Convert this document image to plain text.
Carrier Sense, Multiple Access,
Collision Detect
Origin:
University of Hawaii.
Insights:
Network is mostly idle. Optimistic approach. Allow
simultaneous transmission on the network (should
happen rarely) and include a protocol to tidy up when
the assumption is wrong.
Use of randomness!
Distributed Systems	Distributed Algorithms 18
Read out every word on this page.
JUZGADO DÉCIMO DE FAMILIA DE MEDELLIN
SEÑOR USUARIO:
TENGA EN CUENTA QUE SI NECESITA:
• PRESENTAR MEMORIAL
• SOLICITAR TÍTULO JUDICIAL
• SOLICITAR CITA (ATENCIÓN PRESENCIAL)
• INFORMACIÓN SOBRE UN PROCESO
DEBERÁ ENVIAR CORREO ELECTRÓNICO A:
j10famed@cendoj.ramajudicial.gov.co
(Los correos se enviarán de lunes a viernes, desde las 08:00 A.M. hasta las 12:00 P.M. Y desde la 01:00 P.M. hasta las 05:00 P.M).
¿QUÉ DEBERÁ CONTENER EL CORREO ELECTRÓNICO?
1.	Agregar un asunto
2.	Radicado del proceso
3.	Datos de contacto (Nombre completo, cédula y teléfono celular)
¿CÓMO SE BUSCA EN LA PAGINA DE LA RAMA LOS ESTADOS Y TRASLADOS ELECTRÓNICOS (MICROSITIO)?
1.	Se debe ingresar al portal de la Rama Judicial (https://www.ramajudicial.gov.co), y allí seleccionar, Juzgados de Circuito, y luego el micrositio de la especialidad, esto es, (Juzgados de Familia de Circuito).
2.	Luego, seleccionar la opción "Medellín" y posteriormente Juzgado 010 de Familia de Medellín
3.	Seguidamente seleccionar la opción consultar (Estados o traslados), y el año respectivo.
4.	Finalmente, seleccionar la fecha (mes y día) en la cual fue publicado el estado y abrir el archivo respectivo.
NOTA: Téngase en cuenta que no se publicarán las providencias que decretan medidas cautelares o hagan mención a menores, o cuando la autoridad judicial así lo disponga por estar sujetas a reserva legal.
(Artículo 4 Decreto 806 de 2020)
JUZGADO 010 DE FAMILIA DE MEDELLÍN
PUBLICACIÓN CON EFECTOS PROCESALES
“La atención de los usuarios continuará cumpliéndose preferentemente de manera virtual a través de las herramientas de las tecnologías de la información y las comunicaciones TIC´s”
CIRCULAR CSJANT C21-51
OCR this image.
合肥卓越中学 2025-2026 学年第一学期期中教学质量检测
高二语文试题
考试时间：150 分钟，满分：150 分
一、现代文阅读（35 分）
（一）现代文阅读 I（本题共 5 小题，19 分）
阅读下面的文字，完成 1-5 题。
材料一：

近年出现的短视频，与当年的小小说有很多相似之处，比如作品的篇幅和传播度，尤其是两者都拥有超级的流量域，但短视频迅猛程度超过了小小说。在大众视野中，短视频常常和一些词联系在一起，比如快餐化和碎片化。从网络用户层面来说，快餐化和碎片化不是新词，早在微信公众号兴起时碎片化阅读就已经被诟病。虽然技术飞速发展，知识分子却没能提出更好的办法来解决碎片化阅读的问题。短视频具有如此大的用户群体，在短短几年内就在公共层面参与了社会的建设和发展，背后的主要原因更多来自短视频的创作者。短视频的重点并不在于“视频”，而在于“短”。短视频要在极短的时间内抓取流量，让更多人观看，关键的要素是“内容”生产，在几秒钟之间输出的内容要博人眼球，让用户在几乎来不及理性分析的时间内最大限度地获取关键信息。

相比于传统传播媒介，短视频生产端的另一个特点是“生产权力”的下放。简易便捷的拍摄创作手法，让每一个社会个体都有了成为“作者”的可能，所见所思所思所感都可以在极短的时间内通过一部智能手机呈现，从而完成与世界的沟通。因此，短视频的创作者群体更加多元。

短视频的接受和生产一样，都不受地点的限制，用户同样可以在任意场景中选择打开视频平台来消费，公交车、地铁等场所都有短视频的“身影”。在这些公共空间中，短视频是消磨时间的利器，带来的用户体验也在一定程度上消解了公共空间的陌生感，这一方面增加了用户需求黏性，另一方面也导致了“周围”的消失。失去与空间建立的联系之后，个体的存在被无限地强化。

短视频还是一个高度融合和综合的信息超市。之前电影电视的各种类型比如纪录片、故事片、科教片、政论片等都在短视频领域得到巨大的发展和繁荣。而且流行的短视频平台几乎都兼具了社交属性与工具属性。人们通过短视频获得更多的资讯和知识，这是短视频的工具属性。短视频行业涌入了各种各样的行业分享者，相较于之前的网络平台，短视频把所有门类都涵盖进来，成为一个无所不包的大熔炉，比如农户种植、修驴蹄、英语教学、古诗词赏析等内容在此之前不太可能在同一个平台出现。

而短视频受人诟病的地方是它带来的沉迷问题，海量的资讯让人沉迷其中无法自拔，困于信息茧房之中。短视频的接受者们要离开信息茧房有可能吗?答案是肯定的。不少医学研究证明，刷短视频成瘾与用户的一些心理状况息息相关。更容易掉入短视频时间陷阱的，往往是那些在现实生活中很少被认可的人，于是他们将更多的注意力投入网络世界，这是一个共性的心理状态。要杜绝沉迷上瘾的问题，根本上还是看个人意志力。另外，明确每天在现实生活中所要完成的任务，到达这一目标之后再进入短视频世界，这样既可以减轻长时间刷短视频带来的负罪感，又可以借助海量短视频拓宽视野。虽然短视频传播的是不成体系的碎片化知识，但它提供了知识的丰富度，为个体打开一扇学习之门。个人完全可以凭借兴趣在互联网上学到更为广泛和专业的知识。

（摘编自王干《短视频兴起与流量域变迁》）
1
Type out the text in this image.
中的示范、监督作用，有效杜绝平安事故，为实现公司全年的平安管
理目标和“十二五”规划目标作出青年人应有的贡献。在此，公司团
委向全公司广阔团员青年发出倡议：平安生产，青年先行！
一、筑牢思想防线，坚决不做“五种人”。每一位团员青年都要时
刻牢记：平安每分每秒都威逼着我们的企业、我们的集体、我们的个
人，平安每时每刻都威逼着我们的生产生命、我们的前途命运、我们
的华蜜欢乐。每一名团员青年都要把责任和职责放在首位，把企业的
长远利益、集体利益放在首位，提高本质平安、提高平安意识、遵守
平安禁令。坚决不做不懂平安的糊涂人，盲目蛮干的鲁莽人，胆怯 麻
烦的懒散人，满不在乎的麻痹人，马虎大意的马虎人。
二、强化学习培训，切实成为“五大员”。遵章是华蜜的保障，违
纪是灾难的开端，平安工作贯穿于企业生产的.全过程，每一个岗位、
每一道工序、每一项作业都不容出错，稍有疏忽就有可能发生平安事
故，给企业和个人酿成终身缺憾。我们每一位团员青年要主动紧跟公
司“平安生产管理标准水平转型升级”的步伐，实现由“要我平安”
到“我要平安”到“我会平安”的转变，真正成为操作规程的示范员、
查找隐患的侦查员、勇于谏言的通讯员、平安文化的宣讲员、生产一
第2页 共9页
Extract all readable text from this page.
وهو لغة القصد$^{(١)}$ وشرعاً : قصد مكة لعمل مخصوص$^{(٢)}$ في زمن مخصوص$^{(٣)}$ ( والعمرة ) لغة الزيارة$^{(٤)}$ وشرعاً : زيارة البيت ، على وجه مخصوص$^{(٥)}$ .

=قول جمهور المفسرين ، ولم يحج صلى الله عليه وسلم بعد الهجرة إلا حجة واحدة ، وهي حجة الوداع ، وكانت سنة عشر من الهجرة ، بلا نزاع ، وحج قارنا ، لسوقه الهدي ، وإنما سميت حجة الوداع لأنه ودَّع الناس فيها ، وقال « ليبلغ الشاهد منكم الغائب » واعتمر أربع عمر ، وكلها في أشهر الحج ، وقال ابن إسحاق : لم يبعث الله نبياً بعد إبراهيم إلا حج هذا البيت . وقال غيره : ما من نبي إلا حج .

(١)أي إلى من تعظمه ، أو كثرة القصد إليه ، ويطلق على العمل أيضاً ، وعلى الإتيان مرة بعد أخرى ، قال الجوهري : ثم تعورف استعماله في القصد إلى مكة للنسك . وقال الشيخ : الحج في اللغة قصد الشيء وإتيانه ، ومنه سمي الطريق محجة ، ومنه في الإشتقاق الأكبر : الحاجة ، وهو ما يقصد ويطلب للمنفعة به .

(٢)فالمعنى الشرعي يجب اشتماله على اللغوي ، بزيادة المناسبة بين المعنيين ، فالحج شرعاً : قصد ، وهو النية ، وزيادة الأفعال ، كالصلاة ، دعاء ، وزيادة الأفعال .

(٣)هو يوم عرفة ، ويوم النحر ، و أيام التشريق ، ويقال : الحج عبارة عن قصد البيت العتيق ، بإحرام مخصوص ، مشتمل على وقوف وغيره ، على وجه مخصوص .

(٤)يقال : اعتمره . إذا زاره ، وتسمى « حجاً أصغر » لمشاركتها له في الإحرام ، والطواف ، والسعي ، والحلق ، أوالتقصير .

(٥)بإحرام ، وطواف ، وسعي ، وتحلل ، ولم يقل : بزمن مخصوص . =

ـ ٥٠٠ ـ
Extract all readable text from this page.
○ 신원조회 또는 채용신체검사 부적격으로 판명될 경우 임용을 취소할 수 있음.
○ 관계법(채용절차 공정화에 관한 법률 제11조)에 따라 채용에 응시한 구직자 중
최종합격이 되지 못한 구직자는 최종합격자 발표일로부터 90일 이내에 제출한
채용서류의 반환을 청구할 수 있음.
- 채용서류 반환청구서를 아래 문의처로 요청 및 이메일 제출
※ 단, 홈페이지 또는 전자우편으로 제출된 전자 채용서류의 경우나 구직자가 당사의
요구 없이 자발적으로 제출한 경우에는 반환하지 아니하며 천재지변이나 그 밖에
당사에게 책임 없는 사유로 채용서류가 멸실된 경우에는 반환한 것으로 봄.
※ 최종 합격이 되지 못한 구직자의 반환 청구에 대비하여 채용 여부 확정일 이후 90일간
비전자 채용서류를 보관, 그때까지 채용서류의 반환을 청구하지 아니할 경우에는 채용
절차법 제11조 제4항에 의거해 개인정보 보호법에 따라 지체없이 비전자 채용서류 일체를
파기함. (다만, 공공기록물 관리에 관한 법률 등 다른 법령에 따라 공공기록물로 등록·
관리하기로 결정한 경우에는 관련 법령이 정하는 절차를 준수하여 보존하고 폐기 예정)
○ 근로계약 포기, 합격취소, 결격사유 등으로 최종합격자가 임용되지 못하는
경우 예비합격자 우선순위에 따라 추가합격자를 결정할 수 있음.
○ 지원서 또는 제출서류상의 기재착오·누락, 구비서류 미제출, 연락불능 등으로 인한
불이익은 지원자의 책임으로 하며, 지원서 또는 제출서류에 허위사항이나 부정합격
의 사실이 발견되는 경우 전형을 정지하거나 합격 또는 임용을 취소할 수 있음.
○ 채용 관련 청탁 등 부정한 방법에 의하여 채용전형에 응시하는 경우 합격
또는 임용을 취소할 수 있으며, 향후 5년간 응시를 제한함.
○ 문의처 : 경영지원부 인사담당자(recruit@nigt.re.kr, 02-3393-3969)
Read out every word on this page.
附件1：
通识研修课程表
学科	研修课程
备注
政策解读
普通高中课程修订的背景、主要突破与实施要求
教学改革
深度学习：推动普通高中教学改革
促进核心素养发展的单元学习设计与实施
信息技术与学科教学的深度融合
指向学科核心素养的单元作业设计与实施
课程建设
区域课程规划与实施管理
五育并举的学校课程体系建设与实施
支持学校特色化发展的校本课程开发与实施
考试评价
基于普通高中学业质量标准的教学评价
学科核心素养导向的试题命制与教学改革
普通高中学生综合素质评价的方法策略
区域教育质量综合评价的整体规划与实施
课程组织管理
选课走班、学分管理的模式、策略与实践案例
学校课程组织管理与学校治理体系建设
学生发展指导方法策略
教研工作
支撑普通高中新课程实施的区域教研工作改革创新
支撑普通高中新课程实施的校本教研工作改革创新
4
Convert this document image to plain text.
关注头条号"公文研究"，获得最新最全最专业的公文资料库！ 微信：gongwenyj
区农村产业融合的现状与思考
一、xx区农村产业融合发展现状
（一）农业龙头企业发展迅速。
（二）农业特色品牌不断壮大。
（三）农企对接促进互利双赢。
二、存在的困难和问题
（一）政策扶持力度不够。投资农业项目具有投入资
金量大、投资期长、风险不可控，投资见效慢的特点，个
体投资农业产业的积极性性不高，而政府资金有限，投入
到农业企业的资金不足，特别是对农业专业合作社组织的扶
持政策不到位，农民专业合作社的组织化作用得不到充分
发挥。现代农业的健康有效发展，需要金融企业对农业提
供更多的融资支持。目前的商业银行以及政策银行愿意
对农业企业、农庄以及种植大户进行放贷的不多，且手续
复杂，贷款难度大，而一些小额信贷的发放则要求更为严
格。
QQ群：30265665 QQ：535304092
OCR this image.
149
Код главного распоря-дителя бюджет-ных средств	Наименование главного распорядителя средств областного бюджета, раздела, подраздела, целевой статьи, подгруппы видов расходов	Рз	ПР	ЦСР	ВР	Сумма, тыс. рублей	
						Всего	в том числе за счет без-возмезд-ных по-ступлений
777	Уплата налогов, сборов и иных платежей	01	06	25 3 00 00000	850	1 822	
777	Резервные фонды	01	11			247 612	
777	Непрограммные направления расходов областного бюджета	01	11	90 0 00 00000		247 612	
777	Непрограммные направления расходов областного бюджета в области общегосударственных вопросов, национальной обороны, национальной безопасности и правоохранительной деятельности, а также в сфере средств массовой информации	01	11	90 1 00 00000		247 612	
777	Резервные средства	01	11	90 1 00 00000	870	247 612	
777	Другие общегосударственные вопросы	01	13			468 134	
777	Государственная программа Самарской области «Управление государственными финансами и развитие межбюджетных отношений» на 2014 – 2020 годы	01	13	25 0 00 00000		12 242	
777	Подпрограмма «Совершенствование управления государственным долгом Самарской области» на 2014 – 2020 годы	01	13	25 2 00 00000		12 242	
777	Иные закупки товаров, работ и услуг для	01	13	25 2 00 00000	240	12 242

## EXERCISE GOAL
Return every line above that contains the word "области".

## OUTPUT FOR THIS TASK
777	Непрограммные направления расходов областного бюджета в области общегосударственных вопросов, национальной обороны, национальной безопасности и правоохранительной деятельности, а также в сфере средств массовой информации	01	11	90 1 00 00000		247 612	
777	Государственная программа Самарской области «Управление государственными финансами и развитие межбюджетных отношений» на 2014 – 2020 годы	01	13	25 0 00 00000		12 242	
777	Подпрограмма «Совершенствование управления государственным долгом Самарской области» на 2014 – 2020 годы	01	13	25 2 00 00000		12 242	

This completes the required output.